# Exercise directions
All entries must be repeated exactly; do not include the pictures.
⁂
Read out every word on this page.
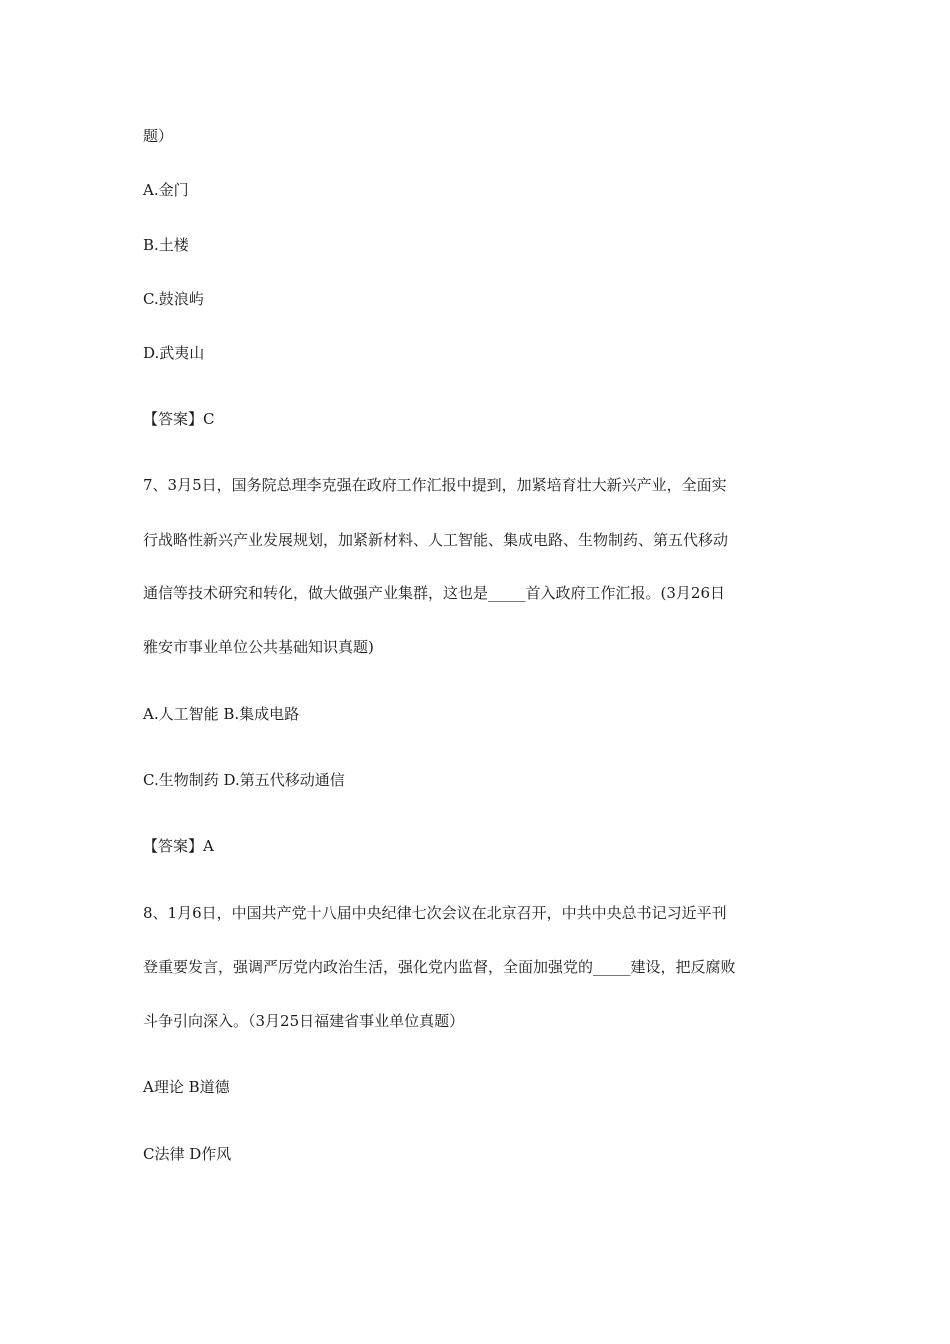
题）
A.金门
B.土楼
C.鼓浪屿
D.武夷山
【答案】C
7、3月5日，国务院总理李克强在政府工作汇报中提到，加紧培育壮大新兴产业，全面实
行战略性新兴产业发展规划，加紧新材料、人工智能、集成电路、生物制药、第五代移动
通信等技术研究和转化，做大做强产业集群，这也是_____首入政府工作汇报。(3月26日
雅安市事业单位公共基础知识真题)
A.人工智能 B.集成电路
C.生物制药 D.第五代移动通信
【答案】A
8、1月6日，中国共产党十八届中央纪律七次会议在北京召开，中共中央总书记习近平刊
登重要发言，强调严厉党内政治生活，强化党内监督，全面加强党的_____建设，把反腐败
斗争引向深入。（3月25日福建省事业单位真题）
A理论 B道德
C法律 D作风
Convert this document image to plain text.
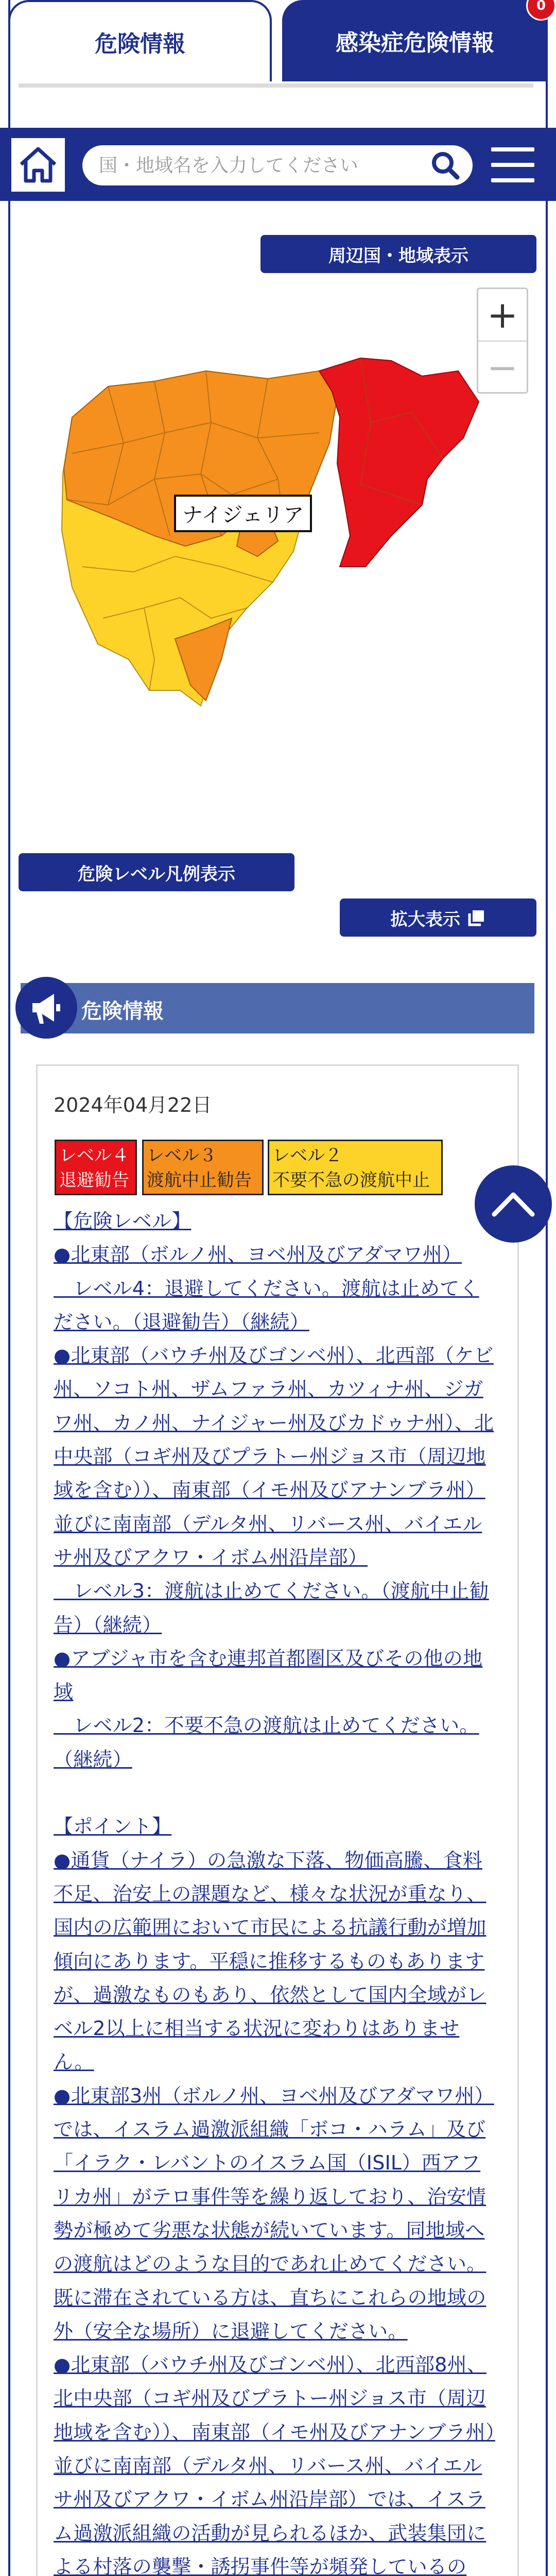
危険情報	感染症危険情報
0
国・地域名を入力してください
周辺国・地域表示
+
−
ナイジェリア
危険レベル凡例表示
拡大表示
危険情報
2024年04月22日
レベル４
退避勧告
レベル３
渡航中止勧告
レベル２
不要不急の渡航中止
【危険レベル】
●北東部（ボルノ州、ヨベ州及びアダマワ州）
　レベル4：退避してください。渡航は止めてください。（退避勧告）（継続）
●北東部（バウチ州及びゴンベ州）、北西部（ケビ州、ソコト州、ザムファラ州、カツィナ州、ジガワ州、カノ州、ナイジャー州及びカドゥナ州）、北中央部（コギ州及びプラトー州ジョス市（周辺地域を含む））、南東部（イモ州及びアナンブラ州）並びに南南部（デルタ州、リバース州、バイエルサ州及びアクワ・イボム州沿岸部）
　レベル3：渡航は止めてください。（渡航中止勧告）（継続）
●アブジャ市を含む連邦首都圏区及びその他の地域
　レベル2：不要不急の渡航は止めてください。（継続）

【ポイント】
●通貨（ナイラ）の急激な下落、物価高騰、食料不足、治安上の課題など、様々な状況が重なり、国内の広範囲において市民による抗議行動が増加傾向にあります。平穏に推移するものもありますが、過激なものもあり、依然として国内全域がレベル2以上に相当する状況に変わりはありません。
●北東部3州（ボルノ州、ヨベ州及びアダマワ州）では、イスラム過激派組織「ボコ・ハラム」及び「イラク・レバントのイスラム国（ISIL）西アフリカ州」がテロ事件等を繰り返しており、治安情勢が極めて劣悪な状態が続いています。同地域への渡航はどのような目的であれ止めてください。既に滞在されている方は、直ちにこれらの地域の外（安全な場所）に退避してください。
●北東部（バウチ州及びゴンベ州）、北西部8州、北中央部（コギ州及びプラトー州ジョス市（周辺地域を含む））、南東部（イモ州及びアナンブラ州）並びに南南部（デルタ州、リバース州、バイエルサ州及びアクワ・イボム州沿岸部）では、イスラム過激派組織の活動が見られるほか、武装集団による村落の襲撃・誘拐事件等が頻発しているの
⁂
# Answer to this exercise
Read out every word on this page.
题）
A.金门
B.土楼
C.鼓浪屿
D.武夷山
【答案】C
7、3月5日，国务院总理李克强在政府工作汇报中提到，加紧培育壮大新兴产业，全面实
行战略性新兴产业发展规划，加紧新材料、人工智能、集成电路、生物制药、第五代移动
通信等技术研究和转化，做大做强产业集群，这也是_____首入政府工作汇报。(3月26日
雅安市事业单位公共基础知识真题)
A.人工智能 B.集成电路
C.生物制药 D.第五代移动通信
【答案】A
8、1月6日，中国共产党十八届中央纪律七次会议在北京召开，中共中央总书记习近平刊
登重要发言，强调严厉党内政治生活，强化党内监督，全面加强党的_____建设，把反腐败
斗争引向深入。（3月25日福建省事业单位真题）
A理论 B道德
C法律 D作风
Convert this document image to plain text.
危険情報	感染症危険情報
0
国・地域名を入力してください
周辺国・地域表示
+
−
ナイジェリア
危険レベル凡例表示
拡大表示
危険情報
2024年04月22日
レベル４
退避勧告
レベル３
渡航中止勧告
レベル２
不要不急の渡航中止
【危険レベル】
●北東部（ボルノ州、ヨベ州及びアダマワ州）
　レベル4：退避してください。渡航は止めてください。（退避勧告）（継続）
●北東部（バウチ州及びゴンベ州）、北西部（ケビ州、ソコト州、ザムファラ州、カツィナ州、ジガワ州、カノ州、ナイジャー州及びカドゥナ州）、北中央部（コギ州及びプラトー州ジョス市（周辺地域を含む））、南東部（イモ州及びアナンブラ州）並びに南南部（デルタ州、リバース州、バイエルサ州及びアクワ・イボム州沿岸部）
　レベル3：渡航は止めてください。（渡航中止勧告）（継続）
●アブジャ市を含む連邦首都圏区及びその他の地域
　レベル2：不要不急の渡航は止めてください。（継続）

【ポイント】
●通貨（ナイラ）の急激な下落、物価高騰、食料不足、治安上の課題など、様々な状況が重なり、国内の広範囲において市民による抗議行動が増加傾向にあります。平穏に推移するものもありますが、過激なものもあり、依然として国内全域がレベル2以上に相当する状況に変わりはありません。
●北東部3州（ボルノ州、ヨベ州及びアダマワ州）では、イスラム過激派組織「ボコ・ハラム」及び「イラク・レバントのイスラム国（ISIL）西アフリカ州」がテロ事件等を繰り返しており、治安情勢が極めて劣悪な状態が続いています。同地域への渡航はどのような目的であれ止めてください。既に滞在されている方は、直ちにこれらの地域の外（安全な場所）に退避してください。
●北東部（バウチ州及びゴンベ州）、北西部8州、北中央部（コギ州及びプラトー州ジョス市（周辺地域を含む））、南東部（イモ州及びアナンブラ州）並びに南南部（デルタ州、リバース州、バイエルサ州及びアクワ・イボム州沿岸部）では、イスラム過激派組織の活動が見られるほか、武装集団による村落の襲撃・誘拐事件等が頻発しているの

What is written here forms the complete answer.